GIVEN REQUEST>
Find and return each line containing "JSON".

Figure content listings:

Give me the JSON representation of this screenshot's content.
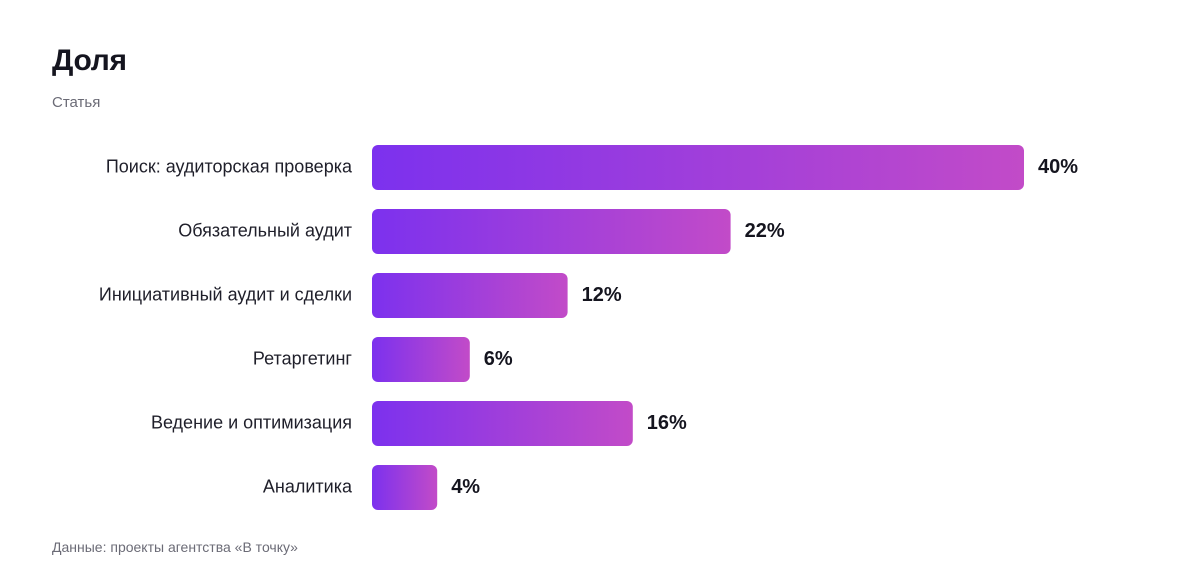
{
  "title": "Доля",
  "subtitle": "Статья",
  "source": "Данные: проекты агентства «В точку»",
  "colors": {
    "bar_start": "#7c31ee",
    "bar_end": "#c24bc8"
  },
  "chart_data": {
    "type": "bar",
    "orientation": "horizontal",
    "title": "Доля",
    "subtitle": "Статья",
    "unit": "%",
    "categories": [
      "Поиск: аудиторская проверка",
      "Обязательный аудит",
      "Инициативный аудит и сделки",
      "Ретаргетинг",
      "Ведение и оптимизация",
      "Аналитика"
    ],
    "values": [
      40,
      22,
      12,
      6,
      16,
      4
    ],
    "value_labels": [
      "40%",
      "22%",
      "12%",
      "6%",
      "16%",
      "4%"
    ],
    "xlim": [
      0,
      40
    ],
    "grid": false,
    "legend": "none"
  }
}
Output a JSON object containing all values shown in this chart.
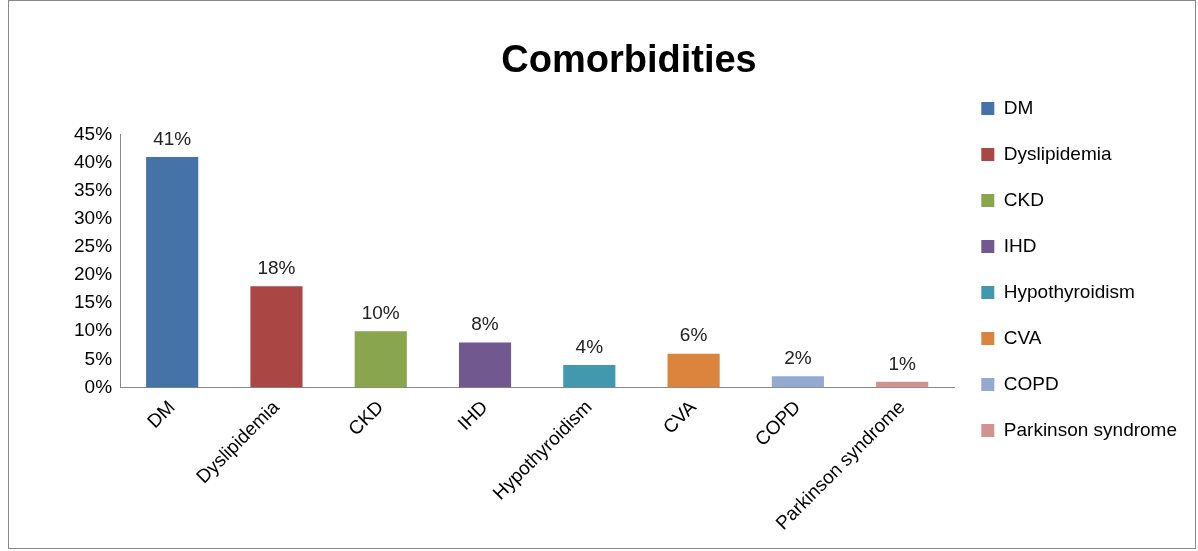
{
  "chart_data": {
    "type": "bar",
    "title": "Comorbidities",
    "categories": [
      "DM",
      "Dyslipidemia",
      "CKD",
      "IHD",
      "Hypothyroidism",
      "CVA",
      "COPD",
      "Parkinson syndrome"
    ],
    "stacked": true,
    "series": [
      {
        "name": "DM",
        "color": "#4572a7",
        "values": [
          41,
          null,
          null,
          null,
          null,
          null,
          null,
          null
        ],
        "value_labels": [
          "41%",
          null,
          null,
          null,
          null,
          null,
          null,
          null
        ]
      },
      {
        "name": "Dyslipidemia",
        "color": "#aa4643",
        "values": [
          null,
          18,
          null,
          null,
          null,
          null,
          null,
          null
        ],
        "value_labels": [
          null,
          "18%",
          null,
          null,
          null,
          null,
          null,
          null
        ]
      },
      {
        "name": "CKD",
        "color": "#89a54e",
        "values": [
          null,
          null,
          10,
          null,
          null,
          null,
          null,
          null
        ],
        "value_labels": [
          null,
          null,
          "10%",
          null,
          null,
          null,
          null,
          null
        ]
      },
      {
        "name": "IHD",
        "color": "#71588f",
        "values": [
          null,
          null,
          null,
          8,
          null,
          null,
          null,
          null
        ],
        "value_labels": [
          null,
          null,
          null,
          "8%",
          null,
          null,
          null,
          null
        ]
      },
      {
        "name": "Hypothyroidism",
        "color": "#4198af",
        "values": [
          null,
          null,
          null,
          null,
          4,
          null,
          null,
          null
        ],
        "value_labels": [
          null,
          null,
          null,
          null,
          "4%",
          null,
          null,
          null
        ]
      },
      {
        "name": "CVA",
        "color": "#db843d",
        "values": [
          null,
          null,
          null,
          null,
          null,
          6,
          null,
          null
        ],
        "value_labels": [
          null,
          null,
          null,
          null,
          null,
          "6%",
          null,
          null
        ]
      },
      {
        "name": "COPD",
        "color": "#93a9cf",
        "values": [
          null,
          null,
          null,
          null,
          null,
          null,
          2,
          null
        ],
        "value_labels": [
          null,
          null,
          null,
          null,
          null,
          null,
          "2%",
          null
        ]
      },
      {
        "name": "Parkinson syndrome",
        "color": "#d19392",
        "values": [
          null,
          null,
          null,
          null,
          null,
          null,
          null,
          1
        ],
        "value_labels": [
          null,
          null,
          null,
          null,
          null,
          null,
          null,
          "1%"
        ]
      }
    ],
    "ylim": [
      0,
      45
    ],
    "yticks": [
      {
        "value": 0,
        "label": "0%"
      },
      {
        "value": 5,
        "label": "5%"
      },
      {
        "value": 10,
        "label": "10%"
      },
      {
        "value": 15,
        "label": "15%"
      },
      {
        "value": 20,
        "label": "20%"
      },
      {
        "value": 25,
        "label": "25%"
      },
      {
        "value": 30,
        "label": "30%"
      },
      {
        "value": 35,
        "label": "35%"
      },
      {
        "value": 40,
        "label": "40%"
      },
      {
        "value": 45,
        "label": "45%"
      }
    ],
    "grid": false,
    "legend": "right"
  }
}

EXERCISE SOLUTION>
Give me the JSON representation of this screenshot's content.
Output a JSON object containing all values shown in this chart.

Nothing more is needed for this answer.